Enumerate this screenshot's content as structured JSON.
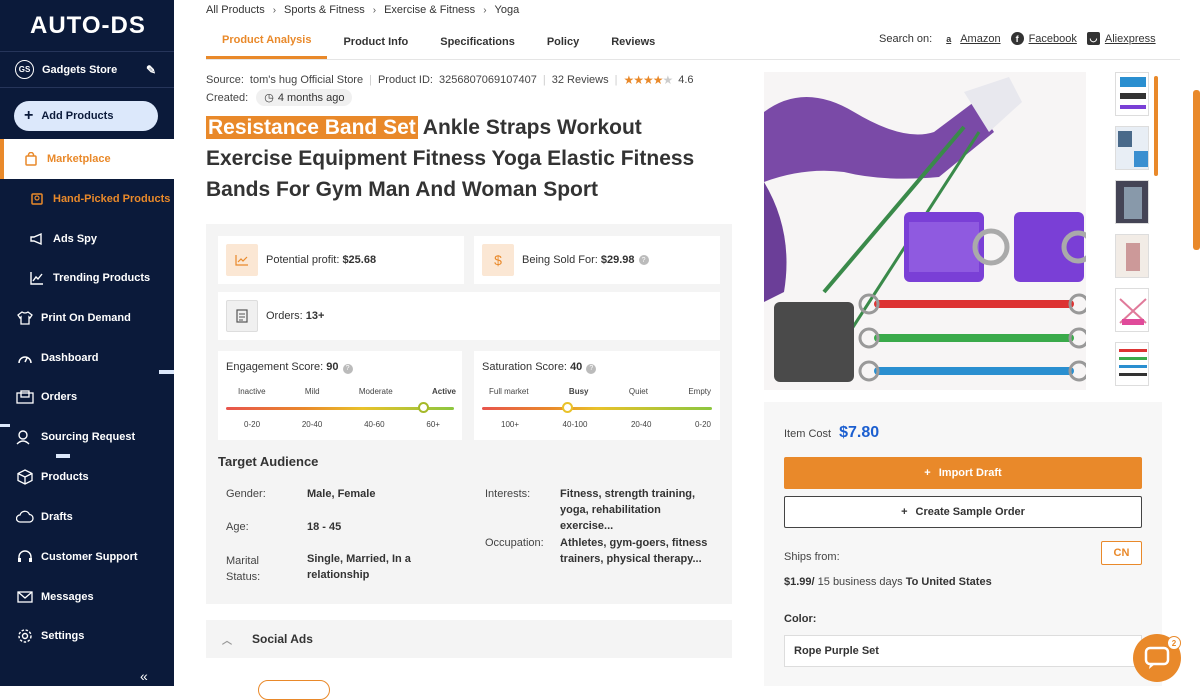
{
  "brand": {
    "logo_text": "AUTO-DS"
  },
  "store": {
    "initials": "GS",
    "name": "Gadgets Store"
  },
  "sidebar": {
    "add_products": "Add Products",
    "items": [
      {
        "label": "Marketplace",
        "icon": "bag-icon"
      },
      {
        "label": "Hand-Picked Products",
        "icon": "award-icon"
      },
      {
        "label": "Ads Spy",
        "icon": "megaphone-icon"
      },
      {
        "label": "Trending Products",
        "icon": "trend-icon"
      },
      {
        "label": "Print On Demand",
        "icon": "shirt-icon"
      },
      {
        "label": "Dashboard",
        "icon": "gauge-icon"
      },
      {
        "label": "Orders",
        "icon": "orders-icon"
      },
      {
        "label": "Sourcing Request",
        "icon": "sourcing-icon"
      },
      {
        "label": "Products",
        "icon": "box-icon"
      },
      {
        "label": "Drafts",
        "icon": "cloud-icon"
      },
      {
        "label": "Customer Support",
        "icon": "headset-icon"
      },
      {
        "label": "Messages",
        "icon": "mail-icon"
      },
      {
        "label": "Settings",
        "icon": "gear-icon"
      }
    ],
    "collapse": "«"
  },
  "breadcrumbs": [
    "All Products",
    "Sports & Fitness",
    "Exercise & Fitness",
    "Yoga"
  ],
  "tabs": [
    "Product Analysis",
    "Product Info",
    "Specifications",
    "Policy",
    "Reviews"
  ],
  "search_on": {
    "label": "Search on:",
    "links": [
      "Amazon",
      "Facebook",
      "Aliexpress"
    ]
  },
  "product": {
    "source_label": "Source:",
    "source": "tom's hug Official Store",
    "id_label": "Product ID:",
    "id": "3256807069107407",
    "reviews": "32 Reviews",
    "rating": "4.6",
    "rating_value": 4.6,
    "created_label": "Created:",
    "created": "4 months ago",
    "title_highlight": "Resistance Band Set",
    "title_rest": " Ankle Straps Workout Exercise Equipment Fitness Yoga Elastic Fitness Bands For Gym Man And Woman Sport"
  },
  "stats": {
    "profit_label": "Potential profit:",
    "profit": "$25.68",
    "sold_label": "Being Sold For:",
    "sold": "$29.98",
    "orders_label": "Orders:",
    "orders": "13+"
  },
  "engagement": {
    "label": "Engagement Score:",
    "score": "90",
    "levels": [
      "Inactive",
      "Mild",
      "Moderate",
      "Active"
    ],
    "ranges": [
      "0-20",
      "20-40",
      "40-60",
      "60+"
    ],
    "active_index": 3
  },
  "saturation": {
    "label": "Saturation Score:",
    "score": "40",
    "levels": [
      "Full market",
      "Busy",
      "Quiet",
      "Empty"
    ],
    "ranges": [
      "100+",
      "40-100",
      "20-40",
      "0-20"
    ],
    "active_index": 1
  },
  "audience": {
    "title": "Target Audience",
    "gender_label": "Gender:",
    "gender": "Male, Female",
    "age_label": "Age:",
    "age": "18 - 45",
    "marital_label": "Marital Status:",
    "marital": "Single, Married, In a relationship",
    "interests_label": "Interests:",
    "interests": "Fitness, strength training, yoga, rehabilitation exercise...",
    "occupation_label": "Occupation:",
    "occupation": "Athletes, gym-goers, fitness trainers, physical therapy..."
  },
  "social_ads": "Social Ads",
  "buy": {
    "item_cost_label": "Item Cost",
    "item_cost": "$7.80",
    "import_draft": "Import Draft",
    "create_sample": "Create Sample Order",
    "ships_from_label": "Ships from:",
    "ships_from": "CN",
    "shipping_price": "$1.99/",
    "shipping_days": " 15 business days ",
    "shipping_dest": "To United States",
    "color_label": "Color:",
    "color_value": "Rope Purple Set"
  },
  "chat": {
    "badge": "2"
  },
  "colors": {
    "accent": "#e9892a",
    "sidebar": "#0b1a3a",
    "price": "#1c5fd0"
  }
}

## The request
Every line above should be repeated exactly; pictures stay out of the copy.

## Solution
Enumerate this screenshot's content as structured JSON.
{
  "brand": {
    "logo_text": "AUTO-DS"
  },
  "store": {
    "initials": "GS",
    "name": "Gadgets Store"
  },
  "sidebar": {
    "add_products": "Add Products",
    "items": [
      {
        "label": "Marketplace",
        "icon": "bag-icon"
      },
      {
        "label": "Hand-Picked Products",
        "icon": "award-icon"
      },
      {
        "label": "Ads Spy",
        "icon": "megaphone-icon"
      },
      {
        "label": "Trending Products",
        "icon": "trend-icon"
      },
      {
        "label": "Print On Demand",
        "icon": "shirt-icon"
      },
      {
        "label": "Dashboard",
        "icon": "gauge-icon"
      },
      {
        "label": "Orders",
        "icon": "orders-icon"
      },
      {
        "label": "Sourcing Request",
        "icon": "sourcing-icon"
      },
      {
        "label": "Products",
        "icon": "box-icon"
      },
      {
        "label": "Drafts",
        "icon": "cloud-icon"
      },
      {
        "label": "Customer Support",
        "icon": "headset-icon"
      },
      {
        "label": "Messages",
        "icon": "mail-icon"
      },
      {
        "label": "Settings",
        "icon": "gear-icon"
      }
    ],
    "collapse": "«"
  },
  "breadcrumbs": [
    "All Products",
    "Sports & Fitness",
    "Exercise & Fitness",
    "Yoga"
  ],
  "tabs": [
    "Product Analysis",
    "Product Info",
    "Specifications",
    "Policy",
    "Reviews"
  ],
  "search_on": {
    "label": "Search on:",
    "links": [
      "Amazon",
      "Facebook",
      "Aliexpress"
    ]
  },
  "product": {
    "source_label": "Source:",
    "source": "tom's hug Official Store",
    "id_label": "Product ID:",
    "id": "3256807069107407",
    "reviews": "32 Reviews",
    "rating": "4.6",
    "rating_value": 4.6,
    "created_label": "Created:",
    "created": "4 months ago",
    "title_highlight": "Resistance Band Set",
    "title_rest": " Ankle Straps Workout Exercise Equipment Fitness Yoga Elastic Fitness Bands For Gym Man And Woman Sport"
  },
  "stats": {
    "profit_label": "Potential profit:",
    "profit": "$25.68",
    "sold_label": "Being Sold For:",
    "sold": "$29.98",
    "orders_label": "Orders:",
    "orders": "13+"
  },
  "engagement": {
    "label": "Engagement Score:",
    "score": "90",
    "levels": [
      "Inactive",
      "Mild",
      "Moderate",
      "Active"
    ],
    "ranges": [
      "0-20",
      "20-40",
      "40-60",
      "60+"
    ],
    "active_index": 3
  },
  "saturation": {
    "label": "Saturation Score:",
    "score": "40",
    "levels": [
      "Full market",
      "Busy",
      "Quiet",
      "Empty"
    ],
    "ranges": [
      "100+",
      "40-100",
      "20-40",
      "0-20"
    ],
    "active_index": 1
  },
  "audience": {
    "title": "Target Audience",
    "gender_label": "Gender:",
    "gender": "Male, Female",
    "age_label": "Age:",
    "age": "18 - 45",
    "marital_label": "Marital Status:",
    "marital": "Single, Married, In a relationship",
    "interests_label": "Interests:",
    "interests": "Fitness, strength training, yoga, rehabilitation exercise...",
    "occupation_label": "Occupation:",
    "occupation": "Athletes, gym-goers, fitness trainers, physical therapy..."
  },
  "social_ads": "Social Ads",
  "buy": {
    "item_cost_label": "Item Cost",
    "item_cost": "$7.80",
    "import_draft": "Import Draft",
    "create_sample": "Create Sample Order",
    "ships_from_label": "Ships from:",
    "ships_from": "CN",
    "shipping_price": "$1.99/",
    "shipping_days": " 15 business days ",
    "shipping_dest": "To United States",
    "color_label": "Color:",
    "color_value": "Rope Purple Set"
  },
  "chat": {
    "badge": "2"
  },
  "colors": {
    "accent": "#e9892a",
    "sidebar": "#0b1a3a",
    "price": "#1c5fd0"
  }
}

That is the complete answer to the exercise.